*Instruction*: Output the lines that follow exactly as they are.

*Available data*:
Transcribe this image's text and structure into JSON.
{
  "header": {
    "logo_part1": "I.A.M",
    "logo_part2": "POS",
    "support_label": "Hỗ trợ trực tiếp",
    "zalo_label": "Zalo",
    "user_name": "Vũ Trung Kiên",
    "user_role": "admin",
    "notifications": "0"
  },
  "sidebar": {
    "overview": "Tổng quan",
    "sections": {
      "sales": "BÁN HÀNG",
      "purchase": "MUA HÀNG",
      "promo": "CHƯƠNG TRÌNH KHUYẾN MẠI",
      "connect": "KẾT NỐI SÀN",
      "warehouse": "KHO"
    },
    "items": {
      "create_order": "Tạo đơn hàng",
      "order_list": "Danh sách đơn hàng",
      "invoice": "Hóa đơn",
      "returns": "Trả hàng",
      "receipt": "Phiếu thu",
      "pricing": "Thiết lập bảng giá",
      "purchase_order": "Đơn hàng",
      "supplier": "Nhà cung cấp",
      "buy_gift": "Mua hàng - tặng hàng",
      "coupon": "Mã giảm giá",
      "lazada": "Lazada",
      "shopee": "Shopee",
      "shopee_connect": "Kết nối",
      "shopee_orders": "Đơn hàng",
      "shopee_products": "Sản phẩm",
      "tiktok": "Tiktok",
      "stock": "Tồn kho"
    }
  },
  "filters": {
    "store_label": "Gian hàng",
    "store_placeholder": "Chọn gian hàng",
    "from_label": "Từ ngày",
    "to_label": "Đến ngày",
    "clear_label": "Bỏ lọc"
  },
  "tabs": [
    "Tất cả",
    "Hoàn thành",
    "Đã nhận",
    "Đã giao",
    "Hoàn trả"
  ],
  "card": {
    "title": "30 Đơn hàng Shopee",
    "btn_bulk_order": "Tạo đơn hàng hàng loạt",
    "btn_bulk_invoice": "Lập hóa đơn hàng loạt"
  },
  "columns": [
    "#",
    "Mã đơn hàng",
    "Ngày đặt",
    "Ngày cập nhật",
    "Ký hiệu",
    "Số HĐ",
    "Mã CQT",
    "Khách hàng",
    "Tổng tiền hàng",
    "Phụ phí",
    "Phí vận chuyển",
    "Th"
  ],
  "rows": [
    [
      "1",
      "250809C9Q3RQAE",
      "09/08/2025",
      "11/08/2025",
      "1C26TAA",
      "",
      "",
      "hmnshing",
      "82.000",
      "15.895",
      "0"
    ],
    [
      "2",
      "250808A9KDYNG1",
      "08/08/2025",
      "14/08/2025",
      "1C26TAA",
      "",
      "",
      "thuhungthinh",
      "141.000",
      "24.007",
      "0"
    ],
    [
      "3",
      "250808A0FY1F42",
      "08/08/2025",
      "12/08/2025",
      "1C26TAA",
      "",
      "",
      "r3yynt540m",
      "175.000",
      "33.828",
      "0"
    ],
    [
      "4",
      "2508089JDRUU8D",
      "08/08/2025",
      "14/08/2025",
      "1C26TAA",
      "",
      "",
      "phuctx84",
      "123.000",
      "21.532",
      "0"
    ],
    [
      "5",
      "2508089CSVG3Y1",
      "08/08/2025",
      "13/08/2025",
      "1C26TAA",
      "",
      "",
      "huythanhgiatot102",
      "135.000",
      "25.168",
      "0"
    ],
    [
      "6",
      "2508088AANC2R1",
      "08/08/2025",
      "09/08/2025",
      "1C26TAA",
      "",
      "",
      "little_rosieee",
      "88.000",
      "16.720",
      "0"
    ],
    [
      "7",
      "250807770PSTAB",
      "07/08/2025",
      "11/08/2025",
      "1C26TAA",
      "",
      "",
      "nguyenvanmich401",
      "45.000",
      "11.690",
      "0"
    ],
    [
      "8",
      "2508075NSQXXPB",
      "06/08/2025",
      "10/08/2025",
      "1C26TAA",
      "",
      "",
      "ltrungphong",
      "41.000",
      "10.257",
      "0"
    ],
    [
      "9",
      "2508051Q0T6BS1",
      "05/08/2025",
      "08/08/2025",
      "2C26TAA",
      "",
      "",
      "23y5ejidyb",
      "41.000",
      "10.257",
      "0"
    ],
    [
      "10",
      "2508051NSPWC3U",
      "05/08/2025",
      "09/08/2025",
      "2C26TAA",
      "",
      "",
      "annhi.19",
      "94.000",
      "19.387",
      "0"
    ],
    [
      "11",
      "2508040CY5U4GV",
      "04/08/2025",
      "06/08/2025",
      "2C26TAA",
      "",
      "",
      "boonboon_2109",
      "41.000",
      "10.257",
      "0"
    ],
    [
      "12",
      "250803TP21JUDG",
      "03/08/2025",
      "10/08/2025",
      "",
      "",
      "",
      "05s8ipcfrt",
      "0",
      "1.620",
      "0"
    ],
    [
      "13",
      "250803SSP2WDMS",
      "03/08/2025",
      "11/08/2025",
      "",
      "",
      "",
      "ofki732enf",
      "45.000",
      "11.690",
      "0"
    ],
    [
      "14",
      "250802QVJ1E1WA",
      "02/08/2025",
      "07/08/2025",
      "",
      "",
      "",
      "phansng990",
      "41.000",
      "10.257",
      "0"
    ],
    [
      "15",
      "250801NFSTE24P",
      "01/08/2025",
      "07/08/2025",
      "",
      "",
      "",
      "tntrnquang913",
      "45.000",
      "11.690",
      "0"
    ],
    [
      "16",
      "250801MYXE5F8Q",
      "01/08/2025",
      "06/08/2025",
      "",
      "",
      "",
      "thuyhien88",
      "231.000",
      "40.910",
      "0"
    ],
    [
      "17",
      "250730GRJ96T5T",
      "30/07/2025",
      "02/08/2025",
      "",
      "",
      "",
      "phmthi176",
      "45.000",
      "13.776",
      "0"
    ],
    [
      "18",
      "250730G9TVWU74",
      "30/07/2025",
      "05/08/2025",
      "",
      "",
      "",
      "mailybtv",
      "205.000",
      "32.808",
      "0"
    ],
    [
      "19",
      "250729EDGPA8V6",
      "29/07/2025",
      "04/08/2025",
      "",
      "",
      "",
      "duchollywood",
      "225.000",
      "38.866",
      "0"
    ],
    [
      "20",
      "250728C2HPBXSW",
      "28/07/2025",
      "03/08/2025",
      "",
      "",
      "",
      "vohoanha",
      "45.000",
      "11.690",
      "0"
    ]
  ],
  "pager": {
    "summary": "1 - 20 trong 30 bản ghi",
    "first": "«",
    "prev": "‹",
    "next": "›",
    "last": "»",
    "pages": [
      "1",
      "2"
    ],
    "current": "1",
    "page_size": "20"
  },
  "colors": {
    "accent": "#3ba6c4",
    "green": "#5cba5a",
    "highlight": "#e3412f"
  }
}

*Exercise answer*:
Transcribe this image's text and structure into JSON.
{
  "header": {
    "logo_part1": "I.A.M",
    "logo_part2": "POS",
    "support_label": "Hỗ trợ trực tiếp",
    "zalo_label": "Zalo",
    "user_name": "Vũ Trung Kiên",
    "user_role": "admin",
    "notifications": "0"
  },
  "sidebar": {
    "overview": "Tổng quan",
    "sections": {
      "sales": "BÁN HÀNG",
      "purchase": "MUA HÀNG",
      "promo": "CHƯƠNG TRÌNH KHUYẾN MẠI",
      "connect": "KẾT NỐI SÀN",
      "warehouse": "KHO"
    },
    "items": {
      "create_order": "Tạo đơn hàng",
      "order_list": "Danh sách đơn hàng",
      "invoice": "Hóa đơn",
      "returns": "Trả hàng",
      "receipt": "Phiếu thu",
      "pricing": "Thiết lập bảng giá",
      "purchase_order": "Đơn hàng",
      "supplier": "Nhà cung cấp",
      "buy_gift": "Mua hàng - tặng hàng",
      "coupon": "Mã giảm giá",
      "lazada": "Lazada",
      "shopee": "Shopee",
      "shopee_connect": "Kết nối",
      "shopee_orders": "Đơn hàng",
      "shopee_products": "Sản phẩm",
      "tiktok": "Tiktok",
      "stock": "Tồn kho"
    }
  },
  "filters": {
    "store_label": "Gian hàng",
    "store_placeholder": "Chọn gian hàng",
    "from_label": "Từ ngày",
    "to_label": "Đến ngày",
    "clear_label": "Bỏ lọc"
  },
  "tabs": [
    "Tất cả",
    "Hoàn thành",
    "Đã nhận",
    "Đã giao",
    "Hoàn trả"
  ],
  "card": {
    "title": "30 Đơn hàng Shopee",
    "btn_bulk_order": "Tạo đơn hàng hàng loạt",
    "btn_bulk_invoice": "Lập hóa đơn hàng loạt"
  },
  "columns": [
    "#",
    "Mã đơn hàng",
    "Ngày đặt",
    "Ngày cập nhật",
    "Ký hiệu",
    "Số HĐ",
    "Mã CQT",
    "Khách hàng",
    "Tổng tiền hàng",
    "Phụ phí",
    "Phí vận chuyển",
    "Th"
  ],
  "rows": [
    [
      "1",
      "250809C9Q3RQAE",
      "09/08/2025",
      "11/08/2025",
      "1C26TAA",
      "",
      "",
      "hmnshing",
      "82.000",
      "15.895",
      "0"
    ],
    [
      "2",
      "250808A9KDYNG1",
      "08/08/2025",
      "14/08/2025",
      "1C26TAA",
      "",
      "",
      "thuhungthinh",
      "141.000",
      "24.007",
      "0"
    ],
    [
      "3",
      "250808A0FY1F42",
      "08/08/2025",
      "12/08/2025",
      "1C26TAA",
      "",
      "",
      "r3yynt540m",
      "175.000",
      "33.828",
      "0"
    ],
    [
      "4",
      "2508089JDRUU8D",
      "08/08/2025",
      "14/08/2025",
      "1C26TAA",
      "",
      "",
      "phuctx84",
      "123.000",
      "21.532",
      "0"
    ],
    [
      "5",
      "2508089CSVG3Y1",
      "08/08/2025",
      "13/08/2025",
      "1C26TAA",
      "",
      "",
      "huythanhgiatot102",
      "135.000",
      "25.168",
      "0"
    ],
    [
      "6",
      "2508088AANC2R1",
      "08/08/2025",
      "09/08/2025",
      "1C26TAA",
      "",
      "",
      "little_rosieee",
      "88.000",
      "16.720",
      "0"
    ],
    [
      "7",
      "250807770PSTAB",
      "07/08/2025",
      "11/08/2025",
      "1C26TAA",
      "",
      "",
      "nguyenvanmich401",
      "45.000",
      "11.690",
      "0"
    ],
    [
      "8",
      "2508075NSQXXPB",
      "06/08/2025",
      "10/08/2025",
      "1C26TAA",
      "",
      "",
      "ltrungphong",
      "41.000",
      "10.257",
      "0"
    ],
    [
      "9",
      "2508051Q0T6BS1",
      "05/08/2025",
      "08/08/2025",
      "2C26TAA",
      "",
      "",
      "23y5ejidyb",
      "41.000",
      "10.257",
      "0"
    ],
    [
      "10",
      "2508051NSPWC3U",
      "05/08/2025",
      "09/08/2025",
      "2C26TAA",
      "",
      "",
      "annhi.19",
      "94.000",
      "19.387",
      "0"
    ],
    [
      "11",
      "2508040CY5U4GV",
      "04/08/2025",
      "06/08/2025",
      "2C26TAA",
      "",
      "",
      "boonboon_2109",
      "41.000",
      "10.257",
      "0"
    ],
    [
      "12",
      "250803TP21JUDG",
      "03/08/2025",
      "10/08/2025",
      "",
      "",
      "",
      "05s8ipcfrt",
      "0",
      "1.620",
      "0"
    ],
    [
      "13",
      "250803SSP2WDMS",
      "03/08/2025",
      "11/08/2025",
      "",
      "",
      "",
      "ofki732enf",
      "45.000",
      "11.690",
      "0"
    ],
    [
      "14",
      "250802QVJ1E1WA",
      "02/08/2025",
      "07/08/2025",
      "",
      "",
      "",
      "phansng990",
      "41.000",
      "10.257",
      "0"
    ],
    [
      "15",
      "250801NFSTE24P",
      "01/08/2025",
      "07/08/2025",
      "",
      "",
      "",
      "tntrnquang913",
      "45.000",
      "11.690",
      "0"
    ],
    [
      "16",
      "250801MYXE5F8Q",
      "01/08/2025",
      "06/08/2025",
      "",
      "",
      "",
      "thuyhien88",
      "231.000",
      "40.910",
      "0"
    ],
    [
      "17",
      "250730GRJ96T5T",
      "30/07/2025",
      "02/08/2025",
      "",
      "",
      "",
      "phmthi176",
      "45.000",
      "13.776",
      "0"
    ],
    [
      "18",
      "250730G9TVWU74",
      "30/07/2025",
      "05/08/2025",
      "",
      "",
      "",
      "mailybtv",
      "205.000",
      "32.808",
      "0"
    ],
    [
      "19",
      "250729EDGPA8V6",
      "29/07/2025",
      "04/08/2025",
      "",
      "",
      "",
      "duchollywood",
      "225.000",
      "38.866",
      "0"
    ],
    [
      "20",
      "250728C2HPBXSW",
      "28/07/2025",
      "03/08/2025",
      "",
      "",
      "",
      "vohoanha",
      "45.000",
      "11.690",
      "0"
    ]
  ],
  "pager": {
    "summary": "1 - 20 trong 30 bản ghi",
    "first": "«",
    "prev": "‹",
    "next": "›",
    "last": "»",
    "pages": [
      "1",
      "2"
    ],
    "current": "1",
    "page_size": "20"
  },
  "colors": {
    "accent": "#3ba6c4",
    "green": "#5cba5a",
    "highlight": "#e3412f"
  }
}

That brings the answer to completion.